[Stored data]

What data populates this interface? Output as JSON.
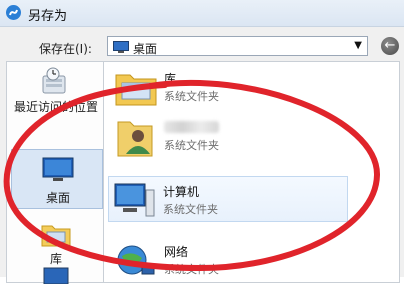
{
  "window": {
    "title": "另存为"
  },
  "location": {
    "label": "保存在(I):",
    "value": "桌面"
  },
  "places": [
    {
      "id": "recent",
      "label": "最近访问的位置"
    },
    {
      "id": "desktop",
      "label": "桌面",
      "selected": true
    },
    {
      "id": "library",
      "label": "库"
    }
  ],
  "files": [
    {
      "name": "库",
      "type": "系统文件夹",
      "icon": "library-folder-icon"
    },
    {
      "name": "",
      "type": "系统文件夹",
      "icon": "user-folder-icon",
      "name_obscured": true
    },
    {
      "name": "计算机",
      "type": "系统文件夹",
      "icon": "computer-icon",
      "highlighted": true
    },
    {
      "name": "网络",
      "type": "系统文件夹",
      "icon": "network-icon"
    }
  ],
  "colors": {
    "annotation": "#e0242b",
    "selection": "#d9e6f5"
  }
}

• _TASK TO CARRY OUT_: Output the entries above exactly, without their pictures.

• _EXERCISE ANSWER_:
What data populates this interface? Output as JSON.
{
  "window": {
    "title": "另存为"
  },
  "location": {
    "label": "保存在(I):",
    "value": "桌面"
  },
  "places": [
    {
      "id": "recent",
      "label": "最近访问的位置"
    },
    {
      "id": "desktop",
      "label": "桌面",
      "selected": true
    },
    {
      "id": "library",
      "label": "库"
    }
  ],
  "files": [
    {
      "name": "库",
      "type": "系统文件夹",
      "icon": "library-folder-icon"
    },
    {
      "name": "",
      "type": "系统文件夹",
      "icon": "user-folder-icon",
      "name_obscured": true
    },
    {
      "name": "计算机",
      "type": "系统文件夹",
      "icon": "computer-icon",
      "highlighted": true
    },
    {
      "name": "网络",
      "type": "系统文件夹",
      "icon": "network-icon"
    }
  ],
  "colors": {
    "annotation": "#e0242b",
    "selection": "#d9e6f5"
  }
}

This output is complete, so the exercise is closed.